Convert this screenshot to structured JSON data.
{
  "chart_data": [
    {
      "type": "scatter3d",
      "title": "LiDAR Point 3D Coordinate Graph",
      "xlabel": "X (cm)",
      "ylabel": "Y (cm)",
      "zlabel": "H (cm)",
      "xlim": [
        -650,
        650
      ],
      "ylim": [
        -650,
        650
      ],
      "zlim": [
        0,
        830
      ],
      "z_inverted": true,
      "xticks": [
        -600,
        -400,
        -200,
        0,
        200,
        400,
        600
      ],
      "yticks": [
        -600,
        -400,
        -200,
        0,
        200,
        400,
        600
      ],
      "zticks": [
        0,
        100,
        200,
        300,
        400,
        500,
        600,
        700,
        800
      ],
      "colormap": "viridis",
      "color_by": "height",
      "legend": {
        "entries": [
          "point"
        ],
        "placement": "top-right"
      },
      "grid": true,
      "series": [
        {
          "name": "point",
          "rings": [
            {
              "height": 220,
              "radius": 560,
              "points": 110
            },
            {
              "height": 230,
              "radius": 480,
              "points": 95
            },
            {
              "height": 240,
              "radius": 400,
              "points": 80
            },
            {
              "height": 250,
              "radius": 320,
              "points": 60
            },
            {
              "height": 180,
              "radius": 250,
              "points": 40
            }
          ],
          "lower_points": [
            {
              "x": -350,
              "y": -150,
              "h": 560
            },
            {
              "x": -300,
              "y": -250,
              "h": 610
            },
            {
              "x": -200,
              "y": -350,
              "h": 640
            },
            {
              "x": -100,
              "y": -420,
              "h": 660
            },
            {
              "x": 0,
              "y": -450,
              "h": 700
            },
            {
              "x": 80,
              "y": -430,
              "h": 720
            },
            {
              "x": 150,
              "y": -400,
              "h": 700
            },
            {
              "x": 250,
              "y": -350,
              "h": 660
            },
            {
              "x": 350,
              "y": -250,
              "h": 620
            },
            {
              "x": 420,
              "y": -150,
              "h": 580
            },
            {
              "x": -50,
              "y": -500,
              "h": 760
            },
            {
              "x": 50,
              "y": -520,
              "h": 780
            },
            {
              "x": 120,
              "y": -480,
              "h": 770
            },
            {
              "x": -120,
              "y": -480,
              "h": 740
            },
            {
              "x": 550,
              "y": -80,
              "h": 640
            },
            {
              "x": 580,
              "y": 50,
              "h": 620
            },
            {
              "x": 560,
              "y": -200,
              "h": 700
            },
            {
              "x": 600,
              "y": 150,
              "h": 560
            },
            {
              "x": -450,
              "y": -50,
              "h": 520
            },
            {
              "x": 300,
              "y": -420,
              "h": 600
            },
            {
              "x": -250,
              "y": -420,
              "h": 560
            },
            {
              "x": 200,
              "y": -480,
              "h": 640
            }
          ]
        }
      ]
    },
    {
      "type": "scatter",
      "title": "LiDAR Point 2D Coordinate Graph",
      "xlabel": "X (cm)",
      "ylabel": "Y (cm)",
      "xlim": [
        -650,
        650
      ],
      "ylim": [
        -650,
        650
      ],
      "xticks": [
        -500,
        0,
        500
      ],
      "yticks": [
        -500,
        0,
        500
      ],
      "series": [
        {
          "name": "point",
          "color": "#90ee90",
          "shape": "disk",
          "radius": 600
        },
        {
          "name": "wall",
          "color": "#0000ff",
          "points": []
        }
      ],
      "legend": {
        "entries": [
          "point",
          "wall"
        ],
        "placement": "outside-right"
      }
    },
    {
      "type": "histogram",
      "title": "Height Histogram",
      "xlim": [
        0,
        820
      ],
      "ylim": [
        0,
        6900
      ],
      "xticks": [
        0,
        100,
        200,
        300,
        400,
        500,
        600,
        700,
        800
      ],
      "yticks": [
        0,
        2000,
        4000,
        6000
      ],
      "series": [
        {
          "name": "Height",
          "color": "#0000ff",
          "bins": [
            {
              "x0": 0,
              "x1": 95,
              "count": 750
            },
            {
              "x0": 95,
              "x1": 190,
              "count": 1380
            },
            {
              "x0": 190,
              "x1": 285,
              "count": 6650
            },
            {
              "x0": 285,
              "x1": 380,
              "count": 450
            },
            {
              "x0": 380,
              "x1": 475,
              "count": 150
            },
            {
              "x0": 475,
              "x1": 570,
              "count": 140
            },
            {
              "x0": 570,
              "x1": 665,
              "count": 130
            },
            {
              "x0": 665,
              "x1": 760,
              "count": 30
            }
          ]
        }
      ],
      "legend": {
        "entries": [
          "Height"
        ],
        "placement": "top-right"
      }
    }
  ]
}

◇ ◇ ◇

→ **EXERCISE DESCRIPTION**
Provide the number of lines in the entries that include "name", and no other text.

→ **CORRECT RESULT**
4